━━ ITEMS ━━

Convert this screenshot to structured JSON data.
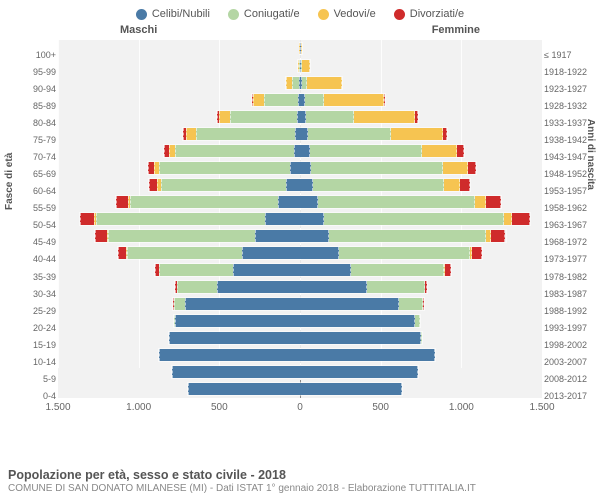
{
  "legend": [
    {
      "label": "Celibi/Nubili",
      "color": "#4a7aa6"
    },
    {
      "label": "Coniugati/e",
      "color": "#b4d6a4"
    },
    {
      "label": "Vedovi/e",
      "color": "#f6c451"
    },
    {
      "label": "Divorziati/e",
      "color": "#cf2b2b"
    }
  ],
  "headers": {
    "male": "Maschi",
    "female": "Femmine"
  },
  "axis": {
    "left_title": "Fasce di età",
    "right_title": "Anni di nascita"
  },
  "chart": {
    "type": "population-pyramid",
    "max": 1500,
    "xticks": [
      1500,
      1000,
      500,
      0,
      500,
      1000,
      1500
    ],
    "xticklabels": [
      "1.500",
      "1.000",
      "500",
      "0",
      "500",
      "1.000",
      "1.500"
    ],
    "row_height_pct": 4.76,
    "background_color": "#f2f2f2",
    "segment_order": [
      "celibi",
      "coniugati",
      "vedovi",
      "divorziati"
    ],
    "rows": [
      {
        "age": "100+",
        "birth": "≤ 1917",
        "m": {
          "celibi": 0,
          "coniugati": 0,
          "vedovi": 5,
          "divorziati": 0
        },
        "f": {
          "celibi": 2,
          "coniugati": 0,
          "vedovi": 18,
          "divorziati": 0
        }
      },
      {
        "age": "95-99",
        "birth": "1918-1922",
        "m": {
          "celibi": 0,
          "coniugati": 5,
          "vedovi": 15,
          "divorziati": 0
        },
        "f": {
          "celibi": 3,
          "coniugati": 3,
          "vedovi": 60,
          "divorziati": 0
        }
      },
      {
        "age": "90-94",
        "birth": "1923-1927",
        "m": {
          "celibi": 5,
          "coniugati": 50,
          "vedovi": 40,
          "divorziati": 0
        },
        "f": {
          "celibi": 15,
          "coniugati": 30,
          "vedovi": 220,
          "divorziati": 0
        }
      },
      {
        "age": "85-89",
        "birth": "1928-1932",
        "m": {
          "celibi": 10,
          "coniugati": 220,
          "vedovi": 70,
          "divorziati": 5
        },
        "f": {
          "celibi": 30,
          "coniugati": 120,
          "vedovi": 380,
          "divorziati": 5
        }
      },
      {
        "age": "80-84",
        "birth": "1933-1937",
        "m": {
          "celibi": 20,
          "coniugati": 420,
          "vedovi": 70,
          "divorziati": 10
        },
        "f": {
          "celibi": 40,
          "coniugati": 300,
          "vedovi": 380,
          "divorziati": 15
        }
      },
      {
        "age": "75-79",
        "birth": "1938-1942",
        "m": {
          "celibi": 30,
          "coniugati": 620,
          "vedovi": 60,
          "divorziati": 20
        },
        "f": {
          "celibi": 50,
          "coniugati": 520,
          "vedovi": 320,
          "divorziati": 25
        }
      },
      {
        "age": "70-74",
        "birth": "1943-1947",
        "m": {
          "celibi": 40,
          "coniugati": 740,
          "vedovi": 40,
          "divorziati": 30
        },
        "f": {
          "celibi": 60,
          "coniugati": 700,
          "vedovi": 220,
          "divorziati": 40
        }
      },
      {
        "age": "65-69",
        "birth": "1948-1952",
        "m": {
          "celibi": 60,
          "coniugati": 820,
          "vedovi": 30,
          "divorziati": 40
        },
        "f": {
          "celibi": 70,
          "coniugati": 820,
          "vedovi": 160,
          "divorziati": 50
        }
      },
      {
        "age": "60-64",
        "birth": "1953-1957",
        "m": {
          "celibi": 90,
          "coniugati": 780,
          "vedovi": 20,
          "divorziati": 50
        },
        "f": {
          "celibi": 80,
          "coniugati": 820,
          "vedovi": 100,
          "divorziati": 60
        }
      },
      {
        "age": "55-59",
        "birth": "1958-1962",
        "m": {
          "celibi": 140,
          "coniugati": 920,
          "vedovi": 15,
          "divorziati": 70
        },
        "f": {
          "celibi": 110,
          "coniugati": 980,
          "vedovi": 70,
          "divorziati": 90
        }
      },
      {
        "age": "50-54",
        "birth": "1963-1967",
        "m": {
          "celibi": 220,
          "coniugati": 1050,
          "vedovi": 10,
          "divorziati": 90
        },
        "f": {
          "celibi": 150,
          "coniugati": 1120,
          "vedovi": 50,
          "divorziati": 110
        }
      },
      {
        "age": "45-49",
        "birth": "1968-1972",
        "m": {
          "celibi": 280,
          "coniugati": 920,
          "vedovi": 5,
          "divorziati": 70
        },
        "f": {
          "celibi": 180,
          "coniugati": 980,
          "vedovi": 30,
          "divorziati": 90
        }
      },
      {
        "age": "40-44",
        "birth": "1973-1977",
        "m": {
          "celibi": 360,
          "coniugati": 720,
          "vedovi": 3,
          "divorziati": 50
        },
        "f": {
          "celibi": 240,
          "coniugati": 820,
          "vedovi": 15,
          "divorziati": 60
        }
      },
      {
        "age": "35-39",
        "birth": "1978-1982",
        "m": {
          "celibi": 420,
          "coniugati": 460,
          "vedovi": 0,
          "divorziati": 25
        },
        "f": {
          "celibi": 320,
          "coniugati": 580,
          "vedovi": 5,
          "divorziati": 35
        }
      },
      {
        "age": "30-34",
        "birth": "1983-1987",
        "m": {
          "celibi": 520,
          "coniugati": 250,
          "vedovi": 0,
          "divorziati": 10
        },
        "f": {
          "celibi": 420,
          "coniugati": 360,
          "vedovi": 0,
          "divorziati": 15
        }
      },
      {
        "age": "25-29",
        "birth": "1988-1992",
        "m": {
          "celibi": 720,
          "coniugati": 70,
          "vedovi": 0,
          "divorziati": 3
        },
        "f": {
          "celibi": 620,
          "coniugati": 150,
          "vedovi": 0,
          "divorziati": 5
        }
      },
      {
        "age": "20-24",
        "birth": "1993-1997",
        "m": {
          "celibi": 780,
          "coniugati": 10,
          "vedovi": 0,
          "divorziati": 0
        },
        "f": {
          "celibi": 720,
          "coniugati": 30,
          "vedovi": 0,
          "divorziati": 0
        }
      },
      {
        "age": "15-19",
        "birth": "1998-2002",
        "m": {
          "celibi": 820,
          "coniugati": 0,
          "vedovi": 0,
          "divorziati": 0
        },
        "f": {
          "celibi": 760,
          "coniugati": 2,
          "vedovi": 0,
          "divorziati": 0
        }
      },
      {
        "age": "10-14",
        "birth": "2003-2007",
        "m": {
          "celibi": 880,
          "coniugati": 0,
          "vedovi": 0,
          "divorziati": 0
        },
        "f": {
          "celibi": 840,
          "coniugati": 0,
          "vedovi": 0,
          "divorziati": 0
        }
      },
      {
        "age": "5-9",
        "birth": "2008-2012",
        "m": {
          "celibi": 800,
          "coniugati": 0,
          "vedovi": 0,
          "divorziati": 0
        },
        "f": {
          "celibi": 740,
          "coniugati": 0,
          "vedovi": 0,
          "divorziati": 0
        }
      },
      {
        "age": "0-4",
        "birth": "2013-2017",
        "m": {
          "celibi": 700,
          "coniugati": 0,
          "vedovi": 0,
          "divorziati": 0
        },
        "f": {
          "celibi": 640,
          "coniugati": 0,
          "vedovi": 0,
          "divorziati": 0
        }
      }
    ]
  },
  "footer": {
    "line1": "Popolazione per età, sesso e stato civile - 2018",
    "line2": "COMUNE DI SAN DONATO MILANESE (MI) - Dati ISTAT 1° gennaio 2018 - Elaborazione TUTTITALIA.IT"
  }
}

━━━

BRIEF: Quote every record above exactly, omitting any pictures they contain.

ANSWER FOR THE TASK:
Convert this screenshot to structured JSON data.
{
  "legend": [
    {
      "label": "Celibi/Nubili",
      "color": "#4a7aa6"
    },
    {
      "label": "Coniugati/e",
      "color": "#b4d6a4"
    },
    {
      "label": "Vedovi/e",
      "color": "#f6c451"
    },
    {
      "label": "Divorziati/e",
      "color": "#cf2b2b"
    }
  ],
  "headers": {
    "male": "Maschi",
    "female": "Femmine"
  },
  "axis": {
    "left_title": "Fasce di età",
    "right_title": "Anni di nascita"
  },
  "chart": {
    "type": "population-pyramid",
    "max": 1500,
    "xticks": [
      1500,
      1000,
      500,
      0,
      500,
      1000,
      1500
    ],
    "xticklabels": [
      "1.500",
      "1.000",
      "500",
      "0",
      "500",
      "1.000",
      "1.500"
    ],
    "row_height_pct": 4.76,
    "background_color": "#f2f2f2",
    "segment_order": [
      "celibi",
      "coniugati",
      "vedovi",
      "divorziati"
    ],
    "rows": [
      {
        "age": "100+",
        "birth": "≤ 1917",
        "m": {
          "celibi": 0,
          "coniugati": 0,
          "vedovi": 5,
          "divorziati": 0
        },
        "f": {
          "celibi": 2,
          "coniugati": 0,
          "vedovi": 18,
          "divorziati": 0
        }
      },
      {
        "age": "95-99",
        "birth": "1918-1922",
        "m": {
          "celibi": 0,
          "coniugati": 5,
          "vedovi": 15,
          "divorziati": 0
        },
        "f": {
          "celibi": 3,
          "coniugati": 3,
          "vedovi": 60,
          "divorziati": 0
        }
      },
      {
        "age": "90-94",
        "birth": "1923-1927",
        "m": {
          "celibi": 5,
          "coniugati": 50,
          "vedovi": 40,
          "divorziati": 0
        },
        "f": {
          "celibi": 15,
          "coniugati": 30,
          "vedovi": 220,
          "divorziati": 0
        }
      },
      {
        "age": "85-89",
        "birth": "1928-1932",
        "m": {
          "celibi": 10,
          "coniugati": 220,
          "vedovi": 70,
          "divorziati": 5
        },
        "f": {
          "celibi": 30,
          "coniugati": 120,
          "vedovi": 380,
          "divorziati": 5
        }
      },
      {
        "age": "80-84",
        "birth": "1933-1937",
        "m": {
          "celibi": 20,
          "coniugati": 420,
          "vedovi": 70,
          "divorziati": 10
        },
        "f": {
          "celibi": 40,
          "coniugati": 300,
          "vedovi": 380,
          "divorziati": 15
        }
      },
      {
        "age": "75-79",
        "birth": "1938-1942",
        "m": {
          "celibi": 30,
          "coniugati": 620,
          "vedovi": 60,
          "divorziati": 20
        },
        "f": {
          "celibi": 50,
          "coniugati": 520,
          "vedovi": 320,
          "divorziati": 25
        }
      },
      {
        "age": "70-74",
        "birth": "1943-1947",
        "m": {
          "celibi": 40,
          "coniugati": 740,
          "vedovi": 40,
          "divorziati": 30
        },
        "f": {
          "celibi": 60,
          "coniugati": 700,
          "vedovi": 220,
          "divorziati": 40
        }
      },
      {
        "age": "65-69",
        "birth": "1948-1952",
        "m": {
          "celibi": 60,
          "coniugati": 820,
          "vedovi": 30,
          "divorziati": 40
        },
        "f": {
          "celibi": 70,
          "coniugati": 820,
          "vedovi": 160,
          "divorziati": 50
        }
      },
      {
        "age": "60-64",
        "birth": "1953-1957",
        "m": {
          "celibi": 90,
          "coniugati": 780,
          "vedovi": 20,
          "divorziati": 50
        },
        "f": {
          "celibi": 80,
          "coniugati": 820,
          "vedovi": 100,
          "divorziati": 60
        }
      },
      {
        "age": "55-59",
        "birth": "1958-1962",
        "m": {
          "celibi": 140,
          "coniugati": 920,
          "vedovi": 15,
          "divorziati": 70
        },
        "f": {
          "celibi": 110,
          "coniugati": 980,
          "vedovi": 70,
          "divorziati": 90
        }
      },
      {
        "age": "50-54",
        "birth": "1963-1967",
        "m": {
          "celibi": 220,
          "coniugati": 1050,
          "vedovi": 10,
          "divorziati": 90
        },
        "f": {
          "celibi": 150,
          "coniugati": 1120,
          "vedovi": 50,
          "divorziati": 110
        }
      },
      {
        "age": "45-49",
        "birth": "1968-1972",
        "m": {
          "celibi": 280,
          "coniugati": 920,
          "vedovi": 5,
          "divorziati": 70
        },
        "f": {
          "celibi": 180,
          "coniugati": 980,
          "vedovi": 30,
          "divorziati": 90
        }
      },
      {
        "age": "40-44",
        "birth": "1973-1977",
        "m": {
          "celibi": 360,
          "coniugati": 720,
          "vedovi": 3,
          "divorziati": 50
        },
        "f": {
          "celibi": 240,
          "coniugati": 820,
          "vedovi": 15,
          "divorziati": 60
        }
      },
      {
        "age": "35-39",
        "birth": "1978-1982",
        "m": {
          "celibi": 420,
          "coniugati": 460,
          "vedovi": 0,
          "divorziati": 25
        },
        "f": {
          "celibi": 320,
          "coniugati": 580,
          "vedovi": 5,
          "divorziati": 35
        }
      },
      {
        "age": "30-34",
        "birth": "1983-1987",
        "m": {
          "celibi": 520,
          "coniugati": 250,
          "vedovi": 0,
          "divorziati": 10
        },
        "f": {
          "celibi": 420,
          "coniugati": 360,
          "vedovi": 0,
          "divorziati": 15
        }
      },
      {
        "age": "25-29",
        "birth": "1988-1992",
        "m": {
          "celibi": 720,
          "coniugati": 70,
          "vedovi": 0,
          "divorziati": 3
        },
        "f": {
          "celibi": 620,
          "coniugati": 150,
          "vedovi": 0,
          "divorziati": 5
        }
      },
      {
        "age": "20-24",
        "birth": "1993-1997",
        "m": {
          "celibi": 780,
          "coniugati": 10,
          "vedovi": 0,
          "divorziati": 0
        },
        "f": {
          "celibi": 720,
          "coniugati": 30,
          "vedovi": 0,
          "divorziati": 0
        }
      },
      {
        "age": "15-19",
        "birth": "1998-2002",
        "m": {
          "celibi": 820,
          "coniugati": 0,
          "vedovi": 0,
          "divorziati": 0
        },
        "f": {
          "celibi": 760,
          "coniugati": 2,
          "vedovi": 0,
          "divorziati": 0
        }
      },
      {
        "age": "10-14",
        "birth": "2003-2007",
        "m": {
          "celibi": 880,
          "coniugati": 0,
          "vedovi": 0,
          "divorziati": 0
        },
        "f": {
          "celibi": 840,
          "coniugati": 0,
          "vedovi": 0,
          "divorziati": 0
        }
      },
      {
        "age": "5-9",
        "birth": "2008-2012",
        "m": {
          "celibi": 800,
          "coniugati": 0,
          "vedovi": 0,
          "divorziati": 0
        },
        "f": {
          "celibi": 740,
          "coniugati": 0,
          "vedovi": 0,
          "divorziati": 0
        }
      },
      {
        "age": "0-4",
        "birth": "2013-2017",
        "m": {
          "celibi": 700,
          "coniugati": 0,
          "vedovi": 0,
          "divorziati": 0
        },
        "f": {
          "celibi": 640,
          "coniugati": 0,
          "vedovi": 0,
          "divorziati": 0
        }
      }
    ]
  },
  "footer": {
    "line1": "Popolazione per età, sesso e stato civile - 2018",
    "line2": "COMUNE DI SAN DONATO MILANESE (MI) - Dati ISTAT 1° gennaio 2018 - Elaborazione TUTTITALIA.IT"
  }
}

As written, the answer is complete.